List the lines of this listing that hold the word "Antal".

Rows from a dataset
= = = = =
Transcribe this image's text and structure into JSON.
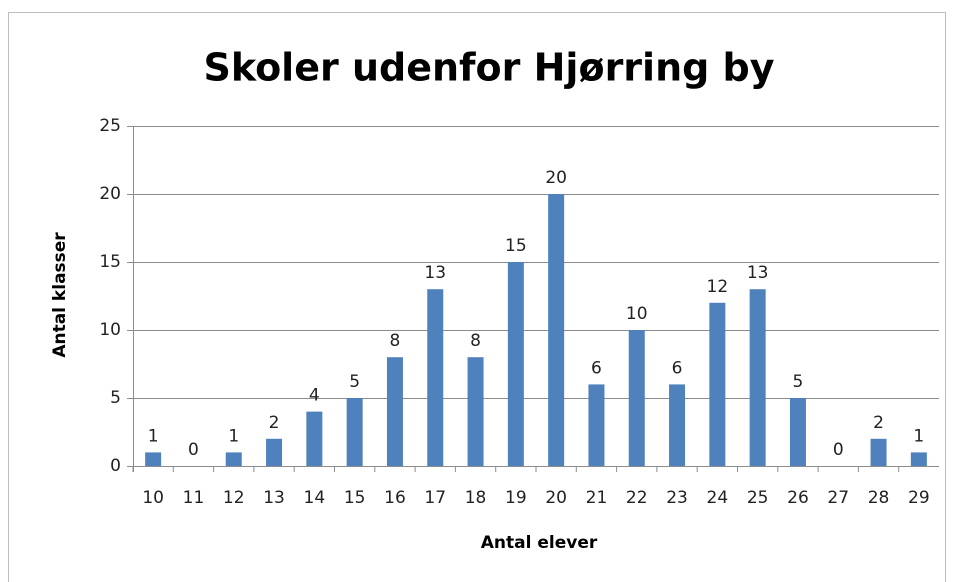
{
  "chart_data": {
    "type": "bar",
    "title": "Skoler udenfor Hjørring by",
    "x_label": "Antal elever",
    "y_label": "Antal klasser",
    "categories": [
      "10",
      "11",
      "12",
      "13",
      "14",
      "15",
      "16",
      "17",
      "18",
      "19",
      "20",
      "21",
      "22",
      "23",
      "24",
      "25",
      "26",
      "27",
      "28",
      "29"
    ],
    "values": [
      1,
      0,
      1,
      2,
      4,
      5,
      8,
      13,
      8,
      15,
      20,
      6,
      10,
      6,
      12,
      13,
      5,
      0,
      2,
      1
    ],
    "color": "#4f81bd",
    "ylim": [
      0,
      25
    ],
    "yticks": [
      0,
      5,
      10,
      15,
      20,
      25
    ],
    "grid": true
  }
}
= = = = =
• Task solution
    "x_label": "Antal elever",
    "y_label": "Antal klasser",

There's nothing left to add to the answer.